_TASK OBJECTIVE_:
Gather all lines with the word "Global" in them.

-- Start of MATERIAL PROVIDED --

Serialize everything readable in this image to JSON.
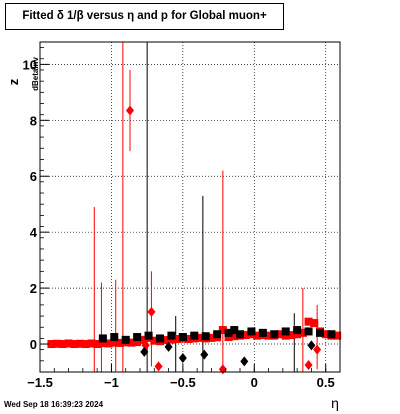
{
  "title": "Fitted δ 1/β versus η and p for Global muon+",
  "timestamp": "Wed Sep 18 16:39:23 2024",
  "chart_data": {
    "type": "scatter",
    "title": "Fitted δ 1/β versus η and p for Global muon+",
    "xlabel": "η",
    "ylabel": "z",
    "ylabel_subscript": "dBetaInv",
    "xlim": [
      -1.5,
      0.6
    ],
    "ylim": [
      -1.0,
      10.8
    ],
    "x_ticks": [
      -1.5,
      -1,
      -0.5,
      0,
      0.5
    ],
    "x_tick_labels": [
      "−1.5",
      "−1",
      "−0.5",
      "0",
      "0.5"
    ],
    "y_ticks": [
      0,
      2,
      4,
      6,
      8,
      10
    ],
    "y_tick_labels": [
      "0",
      "2",
      "4",
      "6",
      "8",
      "10"
    ],
    "grid": true,
    "series": [
      {
        "color": "#ff0000",
        "marker": "square",
        "points": [
          [
            -1.42,
            0.0
          ],
          [
            -1.38,
            0.01
          ],
          [
            -1.34,
            0.0
          ],
          [
            -1.3,
            0.02
          ],
          [
            -1.26,
            0.0
          ],
          [
            -1.22,
            0.01
          ],
          [
            -1.18,
            0.0
          ],
          [
            -1.14,
            0.02
          ],
          [
            -1.1,
            0.0
          ],
          [
            -1.06,
            0.03
          ],
          [
            -1.02,
            0.02
          ],
          [
            -0.98,
            0.05
          ],
          [
            -0.94,
            0.04
          ],
          [
            -0.9,
            0.06
          ],
          [
            -0.86,
            0.05
          ],
          [
            -0.82,
            0.07
          ],
          [
            -0.78,
            0.15
          ],
          [
            -0.74,
            0.22
          ],
          [
            -0.7,
            0.12
          ],
          [
            -0.66,
            0.1
          ],
          [
            -0.62,
            0.14
          ],
          [
            -0.58,
            0.16
          ],
          [
            -0.54,
            0.18
          ],
          [
            -0.5,
            0.2
          ],
          [
            -0.46,
            0.18
          ],
          [
            -0.42,
            0.2
          ],
          [
            -0.38,
            0.22
          ],
          [
            -0.34,
            0.2
          ],
          [
            -0.3,
            0.22
          ],
          [
            -0.26,
            0.24
          ],
          [
            -0.22,
            0.5
          ],
          [
            -0.18,
            0.25
          ],
          [
            -0.14,
            0.28
          ],
          [
            -0.1,
            0.3
          ],
          [
            -0.06,
            0.32
          ],
          [
            -0.02,
            0.35
          ],
          [
            0.02,
            0.3
          ],
          [
            0.06,
            0.32
          ],
          [
            0.1,
            0.3
          ],
          [
            0.14,
            0.3
          ],
          [
            0.18,
            0.35
          ],
          [
            0.22,
            0.3
          ],
          [
            0.26,
            0.32
          ],
          [
            0.3,
            0.35
          ],
          [
            0.34,
            0.4
          ],
          [
            0.38,
            0.8
          ],
          [
            0.42,
            0.75
          ],
          [
            0.46,
            0.45
          ],
          [
            0.5,
            0.35
          ],
          [
            0.54,
            0.3
          ],
          [
            0.58,
            0.3
          ]
        ]
      },
      {
        "color": "#ff0000",
        "marker": "diamond",
        "points": [
          [
            -0.87,
            8.35
          ],
          [
            -0.72,
            1.15
          ],
          [
            -0.67,
            -0.8
          ],
          [
            -0.76,
            -0.05
          ],
          [
            -0.22,
            -0.9
          ],
          [
            0.38,
            -0.75
          ],
          [
            0.44,
            -0.2
          ]
        ]
      },
      {
        "color": "#000000",
        "marker": "square",
        "points": [
          [
            -1.06,
            0.2
          ],
          [
            -0.98,
            0.25
          ],
          [
            -0.9,
            0.15
          ],
          [
            -0.82,
            0.25
          ],
          [
            -0.74,
            0.3
          ],
          [
            -0.66,
            0.2
          ],
          [
            -0.58,
            0.3
          ],
          [
            -0.5,
            0.25
          ],
          [
            -0.42,
            0.3
          ],
          [
            -0.34,
            0.28
          ],
          [
            -0.26,
            0.35
          ],
          [
            -0.18,
            0.4
          ],
          [
            -0.1,
            0.35
          ],
          [
            -0.02,
            0.45
          ],
          [
            -0.14,
            0.5
          ],
          [
            0.06,
            0.4
          ],
          [
            0.14,
            0.35
          ],
          [
            0.22,
            0.45
          ],
          [
            0.3,
            0.5
          ],
          [
            0.38,
            0.45
          ],
          [
            0.46,
            0.4
          ],
          [
            0.54,
            0.35
          ]
        ]
      },
      {
        "color": "#000000",
        "marker": "diamond",
        "points": [
          [
            -0.5,
            -0.5
          ],
          [
            -0.35,
            -0.38
          ],
          [
            -0.77,
            -0.28
          ],
          [
            -0.6,
            -0.1
          ],
          [
            -0.07,
            -0.62
          ],
          [
            0.4,
            -0.05
          ]
        ]
      }
    ],
    "error_bars": [
      {
        "color": "#ff0000",
        "x": -1.12,
        "low": -1.0,
        "high": 4.9
      },
      {
        "color": "#ff0000",
        "x": -1.07,
        "low": -1.0,
        "high": 2.2
      },
      {
        "color": "#ff0000",
        "x": -0.97,
        "low": -1.0,
        "high": 2.3
      },
      {
        "color": "#ff0000",
        "x": -0.92,
        "low": -1.0,
        "high": 10.8
      },
      {
        "color": "#ff0000",
        "x": -0.87,
        "low": 6.9,
        "high": 9.8
      },
      {
        "color": "#ff0000",
        "x": -0.72,
        "low": -0.8,
        "high": 2.6
      },
      {
        "color": "#ff0000",
        "x": -0.22,
        "low": -1.0,
        "high": 6.2
      },
      {
        "color": "#ff0000",
        "x": 0.34,
        "low": -1.0,
        "high": 2.0
      },
      {
        "color": "#ff0000",
        "x": 0.44,
        "low": -0.9,
        "high": 1.4
      },
      {
        "color": "#000000",
        "x": -0.75,
        "low": -1.0,
        "high": 10.8
      },
      {
        "color": "#000000",
        "x": -0.36,
        "low": -1.0,
        "high": 5.3
      },
      {
        "color": "#000000",
        "x": -0.55,
        "low": -1.0,
        "high": 1.0
      },
      {
        "color": "#000000",
        "x": 0.28,
        "low": -1.0,
        "high": 1.1
      }
    ]
  }
}
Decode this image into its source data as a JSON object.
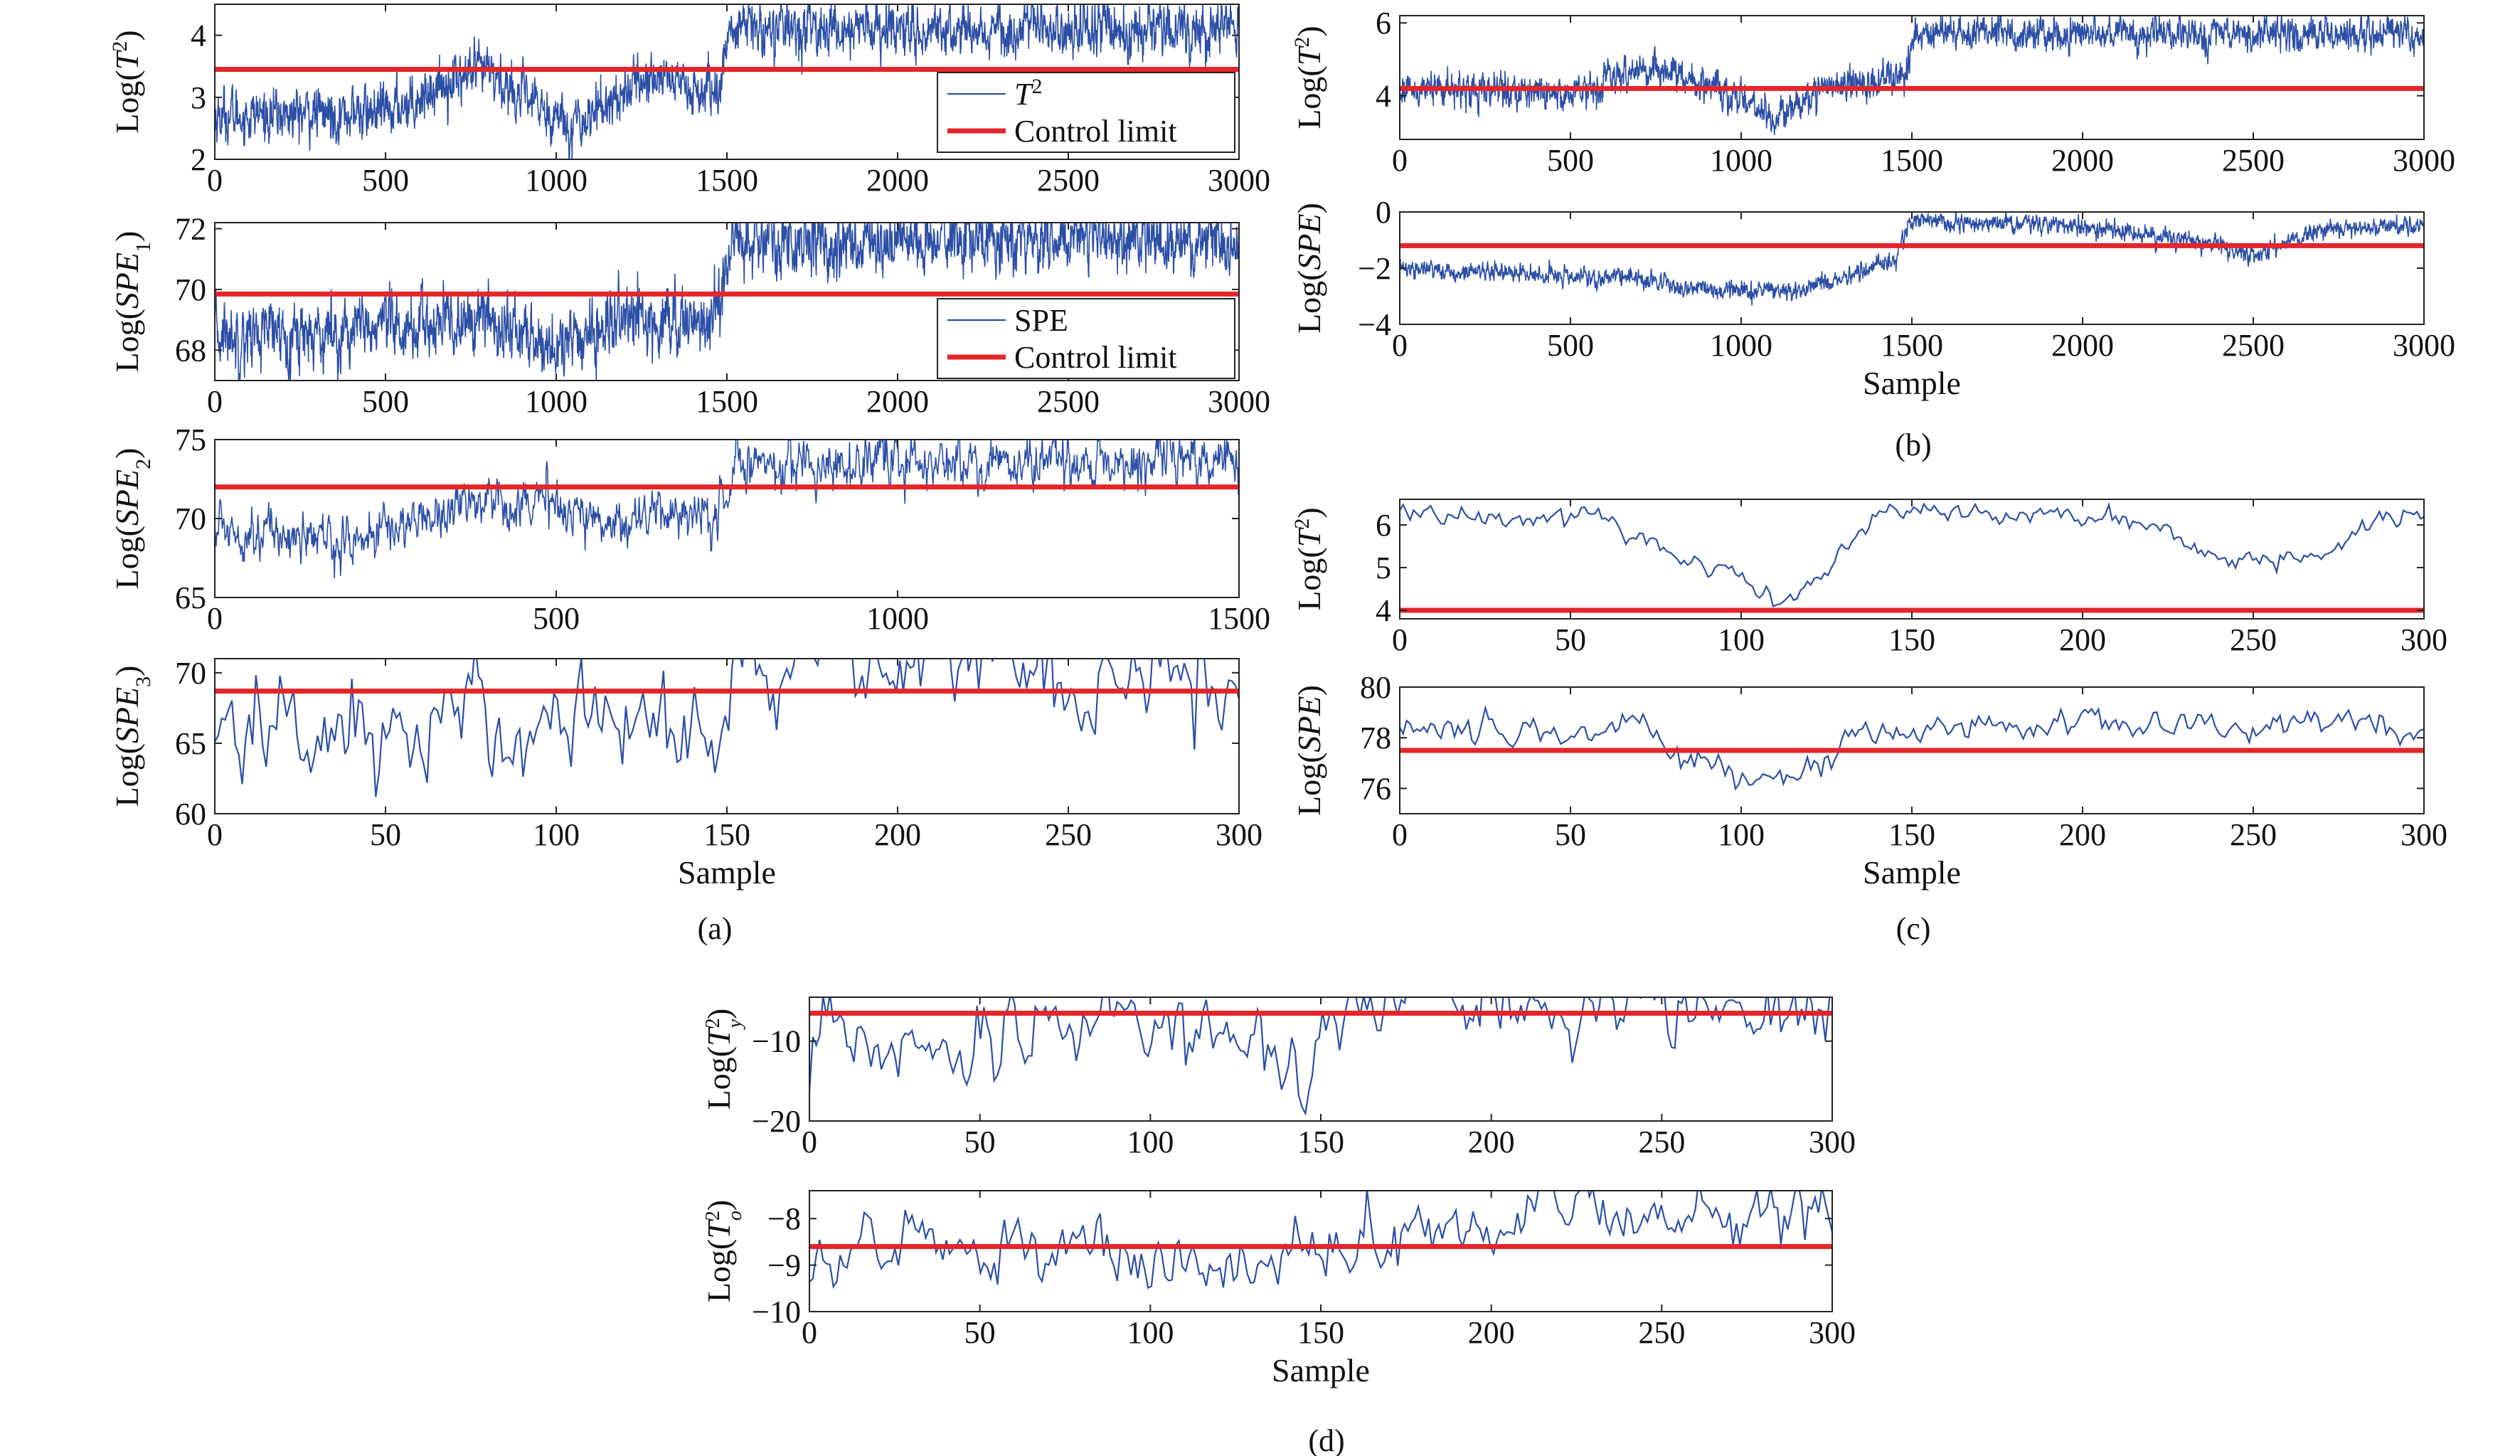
{
  "colors": {
    "series": "#2c4fa6",
    "limit": "#e3262a",
    "axis": "#222222",
    "background": "#ffffff"
  },
  "panel_labels": [
    "(a)",
    "(b)",
    "(c)",
    "(d)"
  ],
  "chart_data": [
    {
      "panel": "(a)",
      "type": "line",
      "ylabel": "Log(T^2)",
      "xlabel": "",
      "xlim": [
        0,
        3000
      ],
      "ylim": [
        2,
        4.5
      ],
      "xticks": [
        0,
        500,
        1000,
        1500,
        2000,
        2500,
        3000
      ],
      "yticks": [
        2,
        3,
        4
      ],
      "control_limit": 3.45,
      "n_points": 3000,
      "profile": [
        [
          0,
          2.7
        ],
        [
          500,
          2.75
        ],
        [
          700,
          3.3
        ],
        [
          800,
          3.4
        ],
        [
          900,
          3.0
        ],
        [
          1050,
          2.55
        ],
        [
          1200,
          3.1
        ],
        [
          1300,
          3.4
        ],
        [
          1450,
          3.0
        ],
        [
          1480,
          3.2
        ],
        [
          1510,
          4.1
        ],
        [
          3000,
          4.1
        ]
      ],
      "noise": 0.18,
      "legend": [
        {
          "label": "T2",
          "kind": "series"
        },
        {
          "label": "Control limit",
          "kind": "limit"
        }
      ]
    },
    {
      "panel": "(a)",
      "type": "line",
      "ylabel": "Log(SPE1)",
      "xlabel": "",
      "xlim": [
        0,
        3000
      ],
      "ylim": [
        67,
        72.2
      ],
      "xticks": [
        0,
        500,
        1000,
        1500,
        2000,
        2500,
        3000
      ],
      "yticks": [
        68,
        70,
        72
      ],
      "control_limit": 69.85,
      "n_points": 3000,
      "profile": [
        [
          0,
          68.5
        ],
        [
          600,
          68.7
        ],
        [
          800,
          69.0
        ],
        [
          1000,
          68.0
        ],
        [
          1200,
          69.0
        ],
        [
          1450,
          69.0
        ],
        [
          1480,
          69.5
        ],
        [
          1510,
          71.6
        ],
        [
          3000,
          71.6
        ]
      ],
      "noise": 0.45,
      "legend": [
        {
          "label": "SPE",
          "kind": "series"
        },
        {
          "label": "Control limit",
          "kind": "limit"
        }
      ]
    },
    {
      "panel": "(a)",
      "type": "line",
      "ylabel": "Log(SPE2)",
      "xlabel": "",
      "xlim": [
        0,
        1500
      ],
      "ylim": [
        65,
        75
      ],
      "xticks": [
        0,
        500,
        1000,
        1500
      ],
      "yticks": [
        65,
        70,
        75
      ],
      "control_limit": 72,
      "n_points": 1500,
      "profile": [
        [
          0,
          69.5
        ],
        [
          200,
          68.5
        ],
        [
          380,
          71.2
        ],
        [
          500,
          71.0
        ],
        [
          560,
          69.8
        ],
        [
          700,
          70.5
        ],
        [
          735,
          69.5
        ],
        [
          755,
          73.5
        ],
        [
          1500,
          73.4
        ]
      ],
      "noise": 0.7,
      "legend": []
    },
    {
      "panel": "(a)",
      "type": "line",
      "ylabel": "Log(SPE3)",
      "xlabel": "Sample",
      "xlim": [
        0,
        300
      ],
      "ylim": [
        60,
        71
      ],
      "xticks": [
        0,
        50,
        100,
        150,
        200,
        250,
        300
      ],
      "yticks": [
        60,
        65,
        70
      ],
      "control_limit": 68.7,
      "n_points": 300,
      "profile": [
        [
          0,
          66.0
        ],
        [
          70,
          66.0
        ],
        [
          100,
          67.0
        ],
        [
          145,
          66.5
        ],
        [
          149,
          67.0
        ],
        [
          152,
          70.3
        ],
        [
          300,
          70.3
        ]
      ],
      "noise": 1.8,
      "legend": []
    },
    {
      "panel": "(b)",
      "type": "line",
      "ylabel": "Log(T^2)",
      "xlabel": "",
      "xlim": [
        0,
        3000
      ],
      "ylim": [
        2.8,
        6.2
      ],
      "xticks": [
        0,
        500,
        1000,
        1500,
        2000,
        2500,
        3000
      ],
      "yticks": [
        4,
        6
      ],
      "control_limit": 4.2,
      "n_points": 3000,
      "profile": [
        [
          0,
          4.2
        ],
        [
          500,
          4.1
        ],
        [
          750,
          4.8
        ],
        [
          900,
          4.3
        ],
        [
          1100,
          3.4
        ],
        [
          1250,
          4.3
        ],
        [
          1480,
          4.5
        ],
        [
          1510,
          5.7
        ],
        [
          3000,
          5.7
        ]
      ],
      "noise": 0.2,
      "legend": []
    },
    {
      "panel": "(b)",
      "type": "line",
      "ylabel": "Log(SPE)",
      "xlabel": "Sample",
      "xlim": [
        0,
        3000
      ],
      "ylim": [
        -4,
        0
      ],
      "xticks": [
        0,
        500,
        1000,
        1500,
        2000,
        2500,
        3000
      ],
      "yticks": [
        -4,
        -2,
        0
      ],
      "control_limit": -1.2,
      "n_points": 3000,
      "profile": [
        [
          0,
          -2.0
        ],
        [
          700,
          -2.4
        ],
        [
          900,
          -2.8
        ],
        [
          1150,
          -2.8
        ],
        [
          1300,
          -2.4
        ],
        [
          1450,
          -1.7
        ],
        [
          1500,
          -0.3
        ],
        [
          2000,
          -0.5
        ],
        [
          2400,
          -1.2
        ],
        [
          2500,
          -1.6
        ],
        [
          2700,
          -0.6
        ],
        [
          3000,
          -0.5
        ]
      ],
      "noise": 0.14,
      "legend": []
    },
    {
      "panel": "(c)",
      "type": "line",
      "ylabel": "Log(T^2)",
      "xlabel": "",
      "xlim": [
        0,
        300
      ],
      "ylim": [
        3.8,
        6.6
      ],
      "xticks": [
        0,
        50,
        100,
        150,
        200,
        250,
        300
      ],
      "yticks": [
        4,
        5,
        6
      ],
      "control_limit": 4.0,
      "n_points": 300,
      "profile": [
        [
          0,
          6.3
        ],
        [
          60,
          6.2
        ],
        [
          80,
          5.3
        ],
        [
          100,
          4.8
        ],
        [
          112,
          4.1
        ],
        [
          125,
          5.0
        ],
        [
          140,
          6.3
        ],
        [
          160,
          6.3
        ],
        [
          215,
          6.1
        ],
        [
          225,
          5.7
        ],
        [
          250,
          5.1
        ],
        [
          265,
          5.2
        ],
        [
          280,
          5.9
        ],
        [
          300,
          6.3
        ]
      ],
      "noise": 0.12,
      "legend": []
    },
    {
      "panel": "(c)",
      "type": "line",
      "ylabel": "Log(SPE)",
      "xlabel": "Sample",
      "xlim": [
        0,
        300
      ],
      "ylim": [
        75,
        80
      ],
      "xticks": [
        0,
        50,
        100,
        150,
        200,
        250,
        300
      ],
      "yticks": [
        76,
        78,
        80
      ],
      "control_limit": 77.5,
      "n_points": 300,
      "profile": [
        [
          0,
          78.4
        ],
        [
          70,
          78.2
        ],
        [
          90,
          77.0
        ],
        [
          110,
          76.0
        ],
        [
          125,
          77.0
        ],
        [
          140,
          78.4
        ],
        [
          300,
          78.6
        ]
      ],
      "noise": 0.28,
      "legend": []
    },
    {
      "panel": "(d)",
      "type": "line",
      "ylabel": "Log(T2y)",
      "xlabel": "",
      "xlim": [
        0,
        300
      ],
      "ylim": [
        -20,
        -4.5
      ],
      "xticks": [
        0,
        50,
        100,
        150,
        200,
        250,
        300
      ],
      "yticks": [
        -20,
        -10
      ],
      "control_limit": -6.5,
      "n_points": 300,
      "profile": [
        [
          0,
          -11.0
        ],
        [
          70,
          -9.0
        ],
        [
          90,
          -7.0
        ],
        [
          130,
          -9.5
        ],
        [
          148,
          -12.0
        ],
        [
          151,
          -5.3
        ],
        [
          300,
          -5.5
        ]
      ],
      "noise": 2.2,
      "legend": []
    },
    {
      "panel": "(d)",
      "type": "line",
      "ylabel": "Log(T2o)",
      "xlabel": "Sample",
      "xlim": [
        0,
        300
      ],
      "ylim": [
        -10,
        -7.4
      ],
      "xticks": [
        0,
        50,
        100,
        150,
        200,
        250,
        300
      ],
      "yticks": [
        -10,
        -9,
        -8
      ],
      "control_limit": -8.6,
      "n_points": 300,
      "profile": [
        [
          0,
          -8.8
        ],
        [
          80,
          -8.4
        ],
        [
          100,
          -9.0
        ],
        [
          120,
          -9.2
        ],
        [
          145,
          -8.9
        ],
        [
          160,
          -8.3
        ],
        [
          200,
          -7.9
        ],
        [
          240,
          -7.7
        ],
        [
          300,
          -7.9
        ]
      ],
      "noise": 0.3,
      "legend": []
    }
  ]
}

-- End of MATERIAL PROVIDED --

_WORKED SOLUTION_:
  "title": "Fitted δ 1/β versus η and p for Global muon+",
    "title": "Fitted δ 1/β versus η and p for Global muon+",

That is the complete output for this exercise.